(Source records)
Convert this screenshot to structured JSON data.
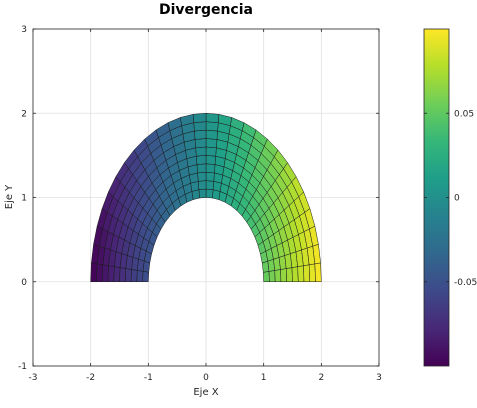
{
  "chart_data": {
    "type": "heatmap",
    "title": "Divergencia",
    "xlabel": "Eje X",
    "ylabel": "Eje Y",
    "xlim": [
      -3,
      3
    ],
    "ylim": [
      -1,
      3
    ],
    "xticks": [
      "-3",
      "-2",
      "-1",
      "0",
      "1",
      "2",
      "3"
    ],
    "yticks": [
      "-1",
      "0",
      "1",
      "2",
      "3"
    ],
    "grid": true,
    "domain": {
      "shape": "half-annulus",
      "inner_radius": 1,
      "outer_radius": 2,
      "theta_range_deg": [
        0,
        180
      ],
      "radial_divisions": 10,
      "angular_divisions": 28
    },
    "color_field": "proportional to x",
    "colormap": "viridis",
    "colorbar": {
      "range": [
        -0.1,
        0.1
      ],
      "tick_values": [
        -0.05,
        0,
        0.05
      ],
      "tick_labels": [
        "-0.05",
        "0",
        "0.05"
      ],
      "position": "right"
    },
    "colors": {
      "viridis": [
        "#440154",
        "#482878",
        "#3e4989",
        "#31688e",
        "#26828e",
        "#1f9e89",
        "#35b779",
        "#6ece58",
        "#b5de2b",
        "#fde725"
      ],
      "grid": "#e0e0e0",
      "axis": "#262626",
      "cell_edge": "#1a1a1a"
    }
  }
}
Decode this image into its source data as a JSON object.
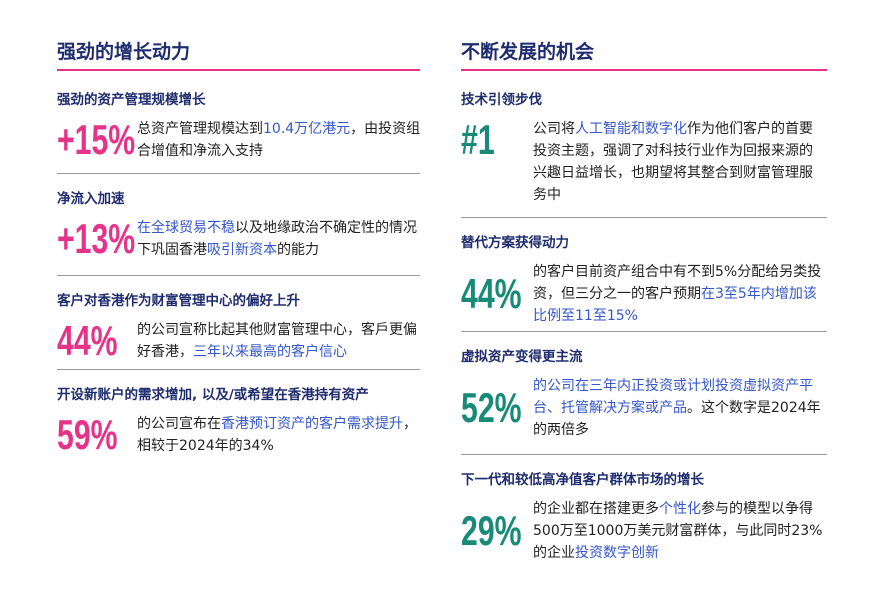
{
  "columns": [
    {
      "title": "强劲的增长动力",
      "stat_color": "#e6338a",
      "items": [
        {
          "heading": "强劲的资产管理规模增长",
          "stat": "+15%",
          "body": [
            {
              "text": "总资产管理规模达到"
            },
            {
              "text": "10.4万亿港元",
              "color": "#3557c8"
            },
            {
              "text": "，由投资组合增值和净流入支持"
            }
          ]
        },
        {
          "heading": "净流入加速",
          "stat": "+13%",
          "body": [
            {
              "text": "在全球贸易不稳",
              "color": "#3557c8"
            },
            {
              "text": "以及地缘政治不确定性的情况下巩固香港"
            },
            {
              "text": "吸引新资本",
              "color": "#3557c8"
            },
            {
              "text": "的能力"
            }
          ]
        },
        {
          "heading": "客户对香港作为财富管理中心的偏好上升",
          "stat": "44%",
          "body": [
            {
              "text": "的公司宣称比起其他财富管理中心，客戶更偏好香港，"
            },
            {
              "text": "三年以来最高的客户信心",
              "color": "#3557c8"
            }
          ]
        },
        {
          "heading": "开设新账户的需求增加, 以及/或希望在香港持有资产",
          "stat": "59%",
          "body": [
            {
              "text": "的公司宣布在"
            },
            {
              "text": "香港预订资产的客户需求提升",
              "color": "#3557c8"
            },
            {
              "text": "，相较于2024年的34%"
            }
          ]
        }
      ]
    },
    {
      "title": "不断发展的机会",
      "stat_color": "#178a78",
      "items": [
        {
          "heading": "技术引领步伐",
          "stat": "#1",
          "body": [
            {
              "text": "公司将"
            },
            {
              "text": "人工智能和数字化",
              "color": "#3557c8"
            },
            {
              "text": "作为他们客户的首要投资主题，强调了对科技行业作为回报来源的兴趣日益增长，也期望将其整合到财富管理服务中"
            }
          ]
        },
        {
          "heading": "替代方案获得动力",
          "stat": "44%",
          "body": [
            {
              "text": "的客户目前资产组合中有不到5%分配给另类投资，但三分之一的客户预期"
            },
            {
              "text": "在3至5年内增加该比例至11至15%",
              "color": "#3557c8"
            }
          ]
        },
        {
          "heading": "虚拟资产变得更主流",
          "stat": "52%",
          "body": [
            {
              "text": "的公司在三年内正投资或计划投资虚拟资产平台、托管解决方案或产品",
              "color": "#3557c8"
            },
            {
              "text": "。这个数字是2024年的两倍多"
            }
          ]
        },
        {
          "heading": "下一代和较低高净值客户群体市场的增长",
          "stat": "29%",
          "body": [
            {
              "text": "的企业都在搭建更多"
            },
            {
              "text": "个性化",
              "color": "#3557c8"
            },
            {
              "text": "参与的模型以争得500万至1000万美元财富群体，与此同时23%的企业"
            },
            {
              "text": "投资数字创新",
              "color": "#3557c8"
            }
          ]
        }
      ]
    }
  ]
}
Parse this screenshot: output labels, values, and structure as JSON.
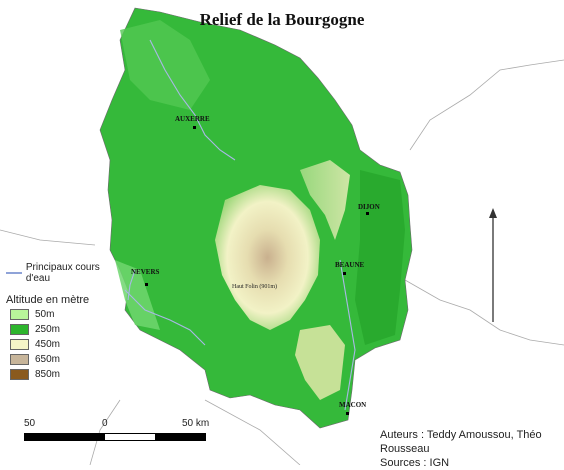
{
  "title": "Relief de la Bourgogne",
  "legend": {
    "river_label": "Principaux cours d'eau",
    "altitude_title": "Altitude en mètre",
    "items": [
      {
        "label": "50m",
        "color": "#b8f59a"
      },
      {
        "label": "250m",
        "color": "#2db52d"
      },
      {
        "label": "450m",
        "color": "#f5f5c8"
      },
      {
        "label": "650m",
        "color": "#c7b59a"
      },
      {
        "label": "850m",
        "color": "#8a5a1e"
      }
    ]
  },
  "cities": {
    "auxerre": "AUXERRE",
    "dijon": "DIJON",
    "nevers": "NEVERS",
    "beaune": "BEAUNE",
    "macon": "MACON"
  },
  "summit": "Haut Folin (901m)",
  "scale": {
    "left": "50",
    "mid": "0",
    "right": "50 km"
  },
  "credits": {
    "authors": "Auteurs : Teddy Amoussou, Théo Rousseau",
    "sources": "Sources : IGN"
  },
  "north_arrow": "arrow-up-icon"
}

Task >>
Reproduce the entries exactly. Do not carry over any picture.

Correct response >>
Convert this screenshot to structured JSON data.
{
  "chart_data": {
    "type": "heatmap",
    "title": "Divergencia",
    "xlabel": "Eje X",
    "ylabel": "Eje Y",
    "xlim": [
      -3,
      3
    ],
    "ylim": [
      -1,
      3
    ],
    "xticks": [
      "-3",
      "-2",
      "-1",
      "0",
      "1",
      "2",
      "3"
    ],
    "yticks": [
      "-1",
      "0",
      "1",
      "2",
      "3"
    ],
    "grid": true,
    "domain": {
      "shape": "half-annulus",
      "inner_radius": 1,
      "outer_radius": 2,
      "theta_range_deg": [
        0,
        180
      ],
      "radial_divisions": 10,
      "angular_divisions": 28
    },
    "color_field": "proportional to x",
    "colormap": "viridis",
    "colorbar": {
      "range": [
        -0.1,
        0.1
      ],
      "tick_values": [
        -0.05,
        0,
        0.05
      ],
      "tick_labels": [
        "-0.05",
        "0",
        "0.05"
      ],
      "position": "right"
    },
    "colors": {
      "viridis": [
        "#440154",
        "#482878",
        "#3e4989",
        "#31688e",
        "#26828e",
        "#1f9e89",
        "#35b779",
        "#6ece58",
        "#b5de2b",
        "#fde725"
      ],
      "grid": "#e0e0e0",
      "axis": "#262626",
      "cell_edge": "#1a1a1a"
    }
  }
}
Decode this image into its source data as a JSON object.
{
  "columns": [
    {
      "title": "强劲的增长动力",
      "stat_color": "#e6338a",
      "items": [
        {
          "heading": "强劲的资产管理规模增长",
          "stat": "+15%",
          "body": [
            {
              "text": "总资产管理规模达到"
            },
            {
              "text": "10.4万亿港元",
              "color": "#3557c8"
            },
            {
              "text": "，由投资组合增值和净流入支持"
            }
          ]
        },
        {
          "heading": "净流入加速",
          "stat": "+13%",
          "body": [
            {
              "text": "在全球贸易不稳",
              "color": "#3557c8"
            },
            {
              "text": "以及地缘政治不确定性的情况下巩固香港"
            },
            {
              "text": "吸引新资本",
              "color": "#3557c8"
            },
            {
              "text": "的能力"
            }
          ]
        },
        {
          "heading": "客户对香港作为财富管理中心的偏好上升",
          "stat": "44%",
          "body": [
            {
              "text": "的公司宣称比起其他财富管理中心，客戶更偏好香港，"
            },
            {
              "text": "三年以来最高的客户信心",
              "color": "#3557c8"
            }
          ]
        },
        {
          "heading": "开设新账户的需求增加, 以及/或希望在香港持有资产",
          "stat": "59%",
          "body": [
            {
              "text": "的公司宣布在"
            },
            {
              "text": "香港预订资产的客户需求提升",
              "color": "#3557c8"
            },
            {
              "text": "，相较于2024年的34%"
            }
          ]
        }
      ]
    },
    {
      "title": "不断发展的机会",
      "stat_color": "#178a78",
      "items": [
        {
          "heading": "技术引领步伐",
          "stat": "#1",
          "body": [
            {
              "text": "公司将"
            },
            {
              "text": "人工智能和数字化",
              "color": "#3557c8"
            },
            {
              "text": "作为他们客户的首要投资主题，强调了对科技行业作为回报来源的兴趣日益增长，也期望将其整合到财富管理服务中"
            }
          ]
        },
        {
          "heading": "替代方案获得动力",
          "stat": "44%",
          "body": [
            {
              "text": "的客户目前资产组合中有不到5%分配给另类投资，但三分之一的客户预期"
            },
            {
              "text": "在3至5年内增加该比例至11至15%",
              "color": "#3557c8"
            }
          ]
        },
        {
          "heading": "虚拟资产变得更主流",
          "stat": "52%",
          "body": [
            {
              "text": "的公司在三年内正投资或计划投资虚拟资产平台、托管解决方案或产品",
              "color": "#3557c8"
            },
            {
              "text": "。这个数字是2024年的两倍多"
            }
          ]
        },
        {
          "heading": "下一代和较低高净值客户群体市场的增长",
          "stat": "29%",
          "body": [
            {
              "text": "的企业都在搭建更多"
            },
            {
              "text": "个性化",
              "color": "#3557c8"
            },
            {
              "text": "参与的模型以争得500万至1000万美元财富群体，与此同时23%的企业"
            },
            {
              "text": "投资数字创新",
              "color": "#3557c8"
            }
          ]
        }
      ]
    }
  ]
}
Parse this screenshot: output labels, values, and structure as JSON.
{
  "title": "Relief de la Bourgogne",
  "legend": {
    "river_label": "Principaux cours d'eau",
    "altitude_title": "Altitude en mètre",
    "items": [
      {
        "label": "50m",
        "color": "#b8f59a"
      },
      {
        "label": "250m",
        "color": "#2db52d"
      },
      {
        "label": "450m",
        "color": "#f5f5c8"
      },
      {
        "label": "650m",
        "color": "#c7b59a"
      },
      {
        "label": "850m",
        "color": "#8a5a1e"
      }
    ]
  },
  "cities": {
    "auxerre": "AUXERRE",
    "dijon": "DIJON",
    "nevers": "NEVERS",
    "beaune": "BEAUNE",
    "macon": "MACON"
  },
  "summit": "Haut Folin (901m)",
  "scale": {
    "left": "50",
    "mid": "0",
    "right": "50 km"
  },
  "credits": {
    "authors": "Auteurs : Teddy Amoussou, Théo Rousseau",
    "sources": "Sources : IGN"
  },
  "north_arrow": "arrow-up-icon"
}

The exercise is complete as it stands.